____ Supplied data

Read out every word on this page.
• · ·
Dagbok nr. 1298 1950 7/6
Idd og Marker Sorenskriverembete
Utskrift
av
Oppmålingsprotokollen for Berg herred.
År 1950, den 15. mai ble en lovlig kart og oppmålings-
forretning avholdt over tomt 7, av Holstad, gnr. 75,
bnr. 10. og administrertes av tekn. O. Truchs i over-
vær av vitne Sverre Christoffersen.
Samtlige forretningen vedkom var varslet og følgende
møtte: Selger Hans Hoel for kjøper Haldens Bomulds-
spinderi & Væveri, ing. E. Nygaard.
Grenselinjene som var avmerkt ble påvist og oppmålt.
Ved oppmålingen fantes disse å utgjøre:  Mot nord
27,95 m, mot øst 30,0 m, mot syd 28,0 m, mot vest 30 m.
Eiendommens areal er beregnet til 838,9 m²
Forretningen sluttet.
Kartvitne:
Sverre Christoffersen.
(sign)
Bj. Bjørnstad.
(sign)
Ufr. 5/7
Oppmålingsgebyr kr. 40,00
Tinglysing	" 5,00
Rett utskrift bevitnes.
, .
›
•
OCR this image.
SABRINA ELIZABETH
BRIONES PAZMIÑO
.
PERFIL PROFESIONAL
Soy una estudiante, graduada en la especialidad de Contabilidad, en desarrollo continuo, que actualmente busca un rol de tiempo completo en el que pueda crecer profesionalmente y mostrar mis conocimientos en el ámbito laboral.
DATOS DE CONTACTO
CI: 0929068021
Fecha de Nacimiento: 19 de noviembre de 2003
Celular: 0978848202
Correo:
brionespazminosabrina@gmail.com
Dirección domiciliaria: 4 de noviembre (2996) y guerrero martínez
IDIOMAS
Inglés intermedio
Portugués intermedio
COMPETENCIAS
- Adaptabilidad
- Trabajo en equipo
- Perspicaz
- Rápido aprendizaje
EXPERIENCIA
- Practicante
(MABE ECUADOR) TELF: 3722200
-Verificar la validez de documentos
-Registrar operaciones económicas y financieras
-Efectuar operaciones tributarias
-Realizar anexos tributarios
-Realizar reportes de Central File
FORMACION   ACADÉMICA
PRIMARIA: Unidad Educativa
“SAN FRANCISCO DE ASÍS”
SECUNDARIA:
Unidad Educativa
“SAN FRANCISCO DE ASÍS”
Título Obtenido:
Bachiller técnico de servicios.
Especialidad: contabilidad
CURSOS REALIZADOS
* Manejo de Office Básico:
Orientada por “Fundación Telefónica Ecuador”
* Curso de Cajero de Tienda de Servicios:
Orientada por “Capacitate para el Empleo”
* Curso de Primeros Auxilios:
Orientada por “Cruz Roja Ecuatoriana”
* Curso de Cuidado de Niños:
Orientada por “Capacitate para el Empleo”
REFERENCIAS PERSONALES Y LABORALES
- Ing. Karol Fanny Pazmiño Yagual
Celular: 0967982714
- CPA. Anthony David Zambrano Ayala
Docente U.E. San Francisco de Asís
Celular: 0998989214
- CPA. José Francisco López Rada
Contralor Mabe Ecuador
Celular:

________

• **Task description**: Output all of the material exactly as written.

• **Written reply**:
Read out every word on this page.
• · ·
Dagbok nr. 1298 1950 7/6
Idd og Marker Sorenskriverembete
Utskrift
av
Oppmålingsprotokollen for Berg herred.
År 1950, den 15. mai ble en lovlig kart og oppmålings-
forretning avholdt over tomt 7, av Holstad, gnr. 75,
bnr. 10. og administrertes av tekn. O. Truchs i over-
vær av vitne Sverre Christoffersen.
Samtlige forretningen vedkom var varslet og følgende
møtte: Selger Hans Hoel for kjøper Haldens Bomulds-
spinderi & Væveri, ing. E. Nygaard.
Grenselinjene som var avmerkt ble påvist og oppmålt.
Ved oppmålingen fantes disse å utgjøre:  Mot nord
27,95 m, mot øst 30,0 m, mot syd 28,0 m, mot vest 30 m.
Eiendommens areal er beregnet til 838,9 m²
Forretningen sluttet.
Kartvitne:
Sverre Christoffersen.
(sign)
Bj. Bjørnstad.
(sign)
Ufr. 5/7
Oppmålingsgebyr kr. 40,00
Tinglysing	" 5,00
Rett utskrift bevitnes.
, .
›
•
OCR this image.
SABRINA ELIZABETH
BRIONES PAZMIÑO
.
PERFIL PROFESIONAL
Soy una estudiante, graduada en la especialidad de Contabilidad, en desarrollo continuo, que actualmente busca un rol de tiempo completo en el que pueda crecer profesionalmente y mostrar mis conocimientos en el ámbito laboral.
DATOS DE CONTACTO
CI: 0929068021
Fecha de Nacimiento: 19 de noviembre de 2003
Celular: 0978848202
Correo:
brionespazminosabrina@gmail.com
Dirección domiciliaria: 4 de noviembre (2996) y guerrero martínez
IDIOMAS
Inglés intermedio
Portugués intermedio
COMPETENCIAS
- Adaptabilidad
- Trabajo en equipo
- Perspicaz
- Rápido aprendizaje
EXPERIENCIA
- Practicante
(MABE ECUADOR) TELF: 3722200
-Verificar la validez de documentos
-Registrar operaciones económicas y financieras
-Efectuar operaciones tributarias
-Realizar anexos tributarios
-Realizar reportes de Central File
FORMACION   ACADÉMICA
PRIMARIA: Unidad Educativa
“SAN FRANCISCO DE ASÍS”
SECUNDARIA:
Unidad Educativa
“SAN FRANCISCO DE ASÍS”
Título Obtenido:
Bachiller técnico de servicios.
Especialidad: contabilidad
CURSOS REALIZADOS
* Manejo de Office Básico:
Orientada por “Fundación Telefónica Ecuador”
* Curso de Cajero de Tienda de Servicios:
Orientada por “Capacitate para el Empleo”
* Curso de Primeros Auxilios:
Orientada por “Cruz Roja Ecuatoriana”
* Curso de Cuidado de Niños:
Orientada por “Capacitate para el Empleo”
REFERENCIAS PERSONALES Y LABORALES
- Ing. Karol Fanny Pazmiño Yagual
Celular: 0967982714
- CPA. Anthony David Zambrano Ayala
Docente U.E. San Francisco de Asís
Celular: 0998989214
- CPA. José Francisco López Rada
Contralor Mabe Ecuador
Celular:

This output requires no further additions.